[Work to be completed] Without the images, output each record below as it stands.
--------------------------------
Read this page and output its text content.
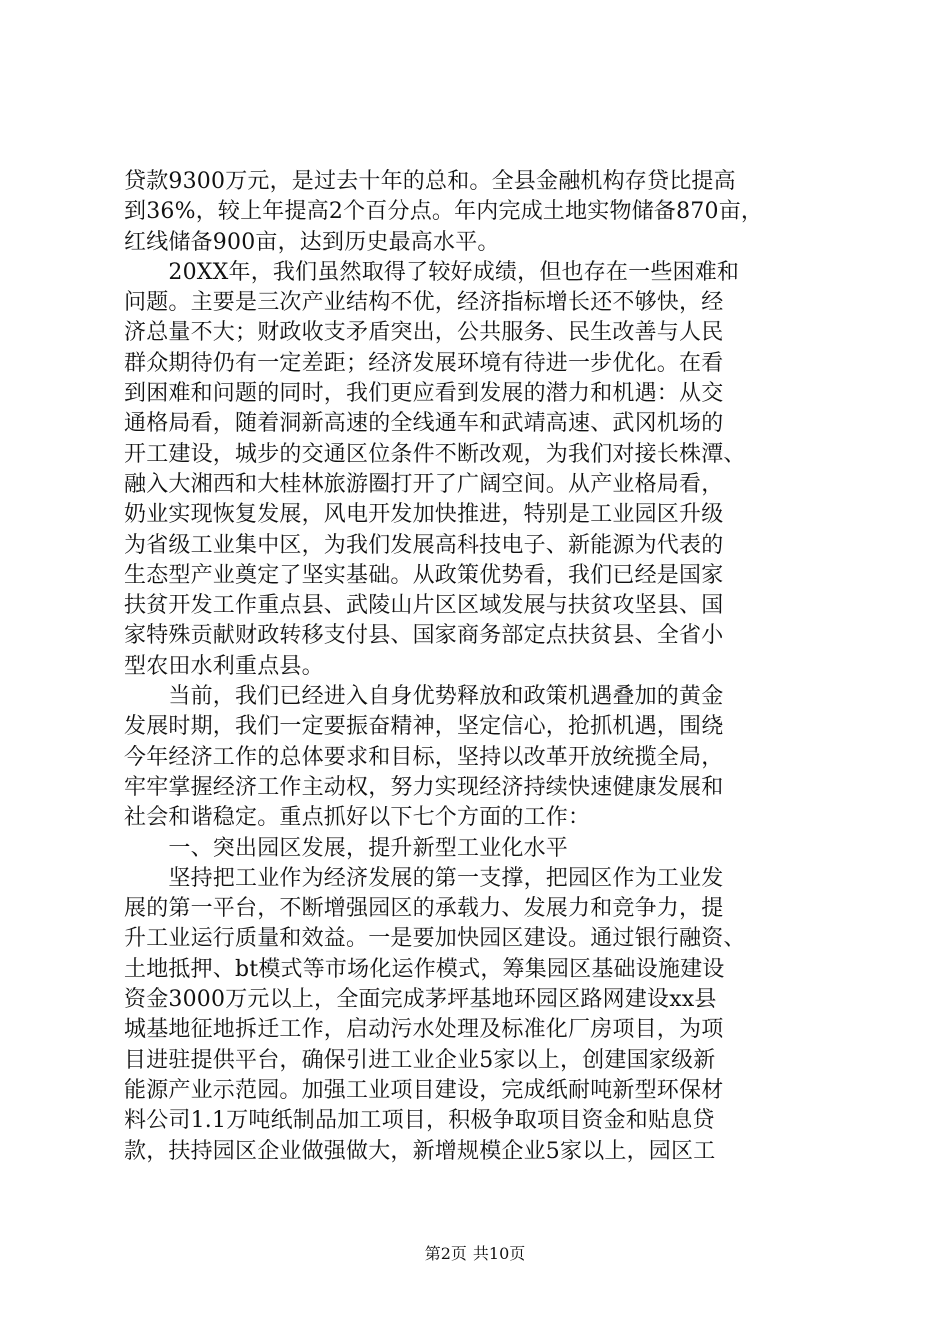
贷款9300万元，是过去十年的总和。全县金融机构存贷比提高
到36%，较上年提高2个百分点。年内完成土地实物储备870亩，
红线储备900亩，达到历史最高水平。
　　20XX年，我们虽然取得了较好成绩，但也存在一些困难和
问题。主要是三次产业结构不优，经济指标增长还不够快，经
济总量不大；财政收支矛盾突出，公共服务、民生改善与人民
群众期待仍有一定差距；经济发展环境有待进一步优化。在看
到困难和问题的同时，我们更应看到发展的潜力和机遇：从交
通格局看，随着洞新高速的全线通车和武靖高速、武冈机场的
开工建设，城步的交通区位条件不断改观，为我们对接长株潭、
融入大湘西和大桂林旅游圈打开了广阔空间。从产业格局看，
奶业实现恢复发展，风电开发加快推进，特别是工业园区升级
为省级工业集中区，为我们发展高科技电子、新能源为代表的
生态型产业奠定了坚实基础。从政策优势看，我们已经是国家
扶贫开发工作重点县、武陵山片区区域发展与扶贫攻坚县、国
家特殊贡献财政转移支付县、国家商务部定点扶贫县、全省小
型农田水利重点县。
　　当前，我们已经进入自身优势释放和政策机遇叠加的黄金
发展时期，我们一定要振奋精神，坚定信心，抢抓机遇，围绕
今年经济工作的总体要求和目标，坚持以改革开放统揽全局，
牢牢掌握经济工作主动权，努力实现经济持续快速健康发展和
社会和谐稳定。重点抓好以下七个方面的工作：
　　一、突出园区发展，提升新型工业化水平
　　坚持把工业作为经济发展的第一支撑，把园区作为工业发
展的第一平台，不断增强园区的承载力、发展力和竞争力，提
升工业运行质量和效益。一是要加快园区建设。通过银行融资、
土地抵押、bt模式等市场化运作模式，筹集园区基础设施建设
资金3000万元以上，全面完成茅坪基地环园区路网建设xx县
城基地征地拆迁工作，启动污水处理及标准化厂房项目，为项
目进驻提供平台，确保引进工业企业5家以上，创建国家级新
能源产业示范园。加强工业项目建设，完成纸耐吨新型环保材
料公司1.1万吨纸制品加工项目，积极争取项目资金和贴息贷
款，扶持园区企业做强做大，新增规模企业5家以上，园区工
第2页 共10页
--------------------------------
[Finished exercise]
Read this page and output its text content.
贷款9300万元，是过去十年的总和。全县金融机构存贷比提高
到36%，较上年提高2个百分点。年内完成土地实物储备870亩，
红线储备900亩，达到历史最高水平。
　　20XX年，我们虽然取得了较好成绩，但也存在一些困难和
问题。主要是三次产业结构不优，经济指标增长还不够快，经
济总量不大；财政收支矛盾突出，公共服务、民生改善与人民
群众期待仍有一定差距；经济发展环境有待进一步优化。在看
到困难和问题的同时，我们更应看到发展的潜力和机遇：从交
通格局看，随着洞新高速的全线通车和武靖高速、武冈机场的
开工建设，城步的交通区位条件不断改观，为我们对接长株潭、
融入大湘西和大桂林旅游圈打开了广阔空间。从产业格局看，
奶业实现恢复发展，风电开发加快推进，特别是工业园区升级
为省级工业集中区，为我们发展高科技电子、新能源为代表的
生态型产业奠定了坚实基础。从政策优势看，我们已经是国家
扶贫开发工作重点县、武陵山片区区域发展与扶贫攻坚县、国
家特殊贡献财政转移支付县、国家商务部定点扶贫县、全省小
型农田水利重点县。
　　当前，我们已经进入自身优势释放和政策机遇叠加的黄金
发展时期，我们一定要振奋精神，坚定信心，抢抓机遇，围绕
今年经济工作的总体要求和目标，坚持以改革开放统揽全局，
牢牢掌握经济工作主动权，努力实现经济持续快速健康发展和
社会和谐稳定。重点抓好以下七个方面的工作：
　　一、突出园区发展，提升新型工业化水平
　　坚持把工业作为经济发展的第一支撑，把园区作为工业发
展的第一平台，不断增强园区的承载力、发展力和竞争力，提
升工业运行质量和效益。一是要加快园区建设。通过银行融资、
土地抵押、bt模式等市场化运作模式，筹集园区基础设施建设
资金3000万元以上，全面完成茅坪基地环园区路网建设xx县
城基地征地拆迁工作，启动污水处理及标准化厂房项目，为项
目进驻提供平台，确保引进工业企业5家以上，创建国家级新
能源产业示范园。加强工业项目建设，完成纸耐吨新型环保材
料公司1.1万吨纸制品加工项目，积极争取项目资金和贴息贷
款，扶持园区企业做强做大，新增规模企业5家以上，园区工
第2页 共10页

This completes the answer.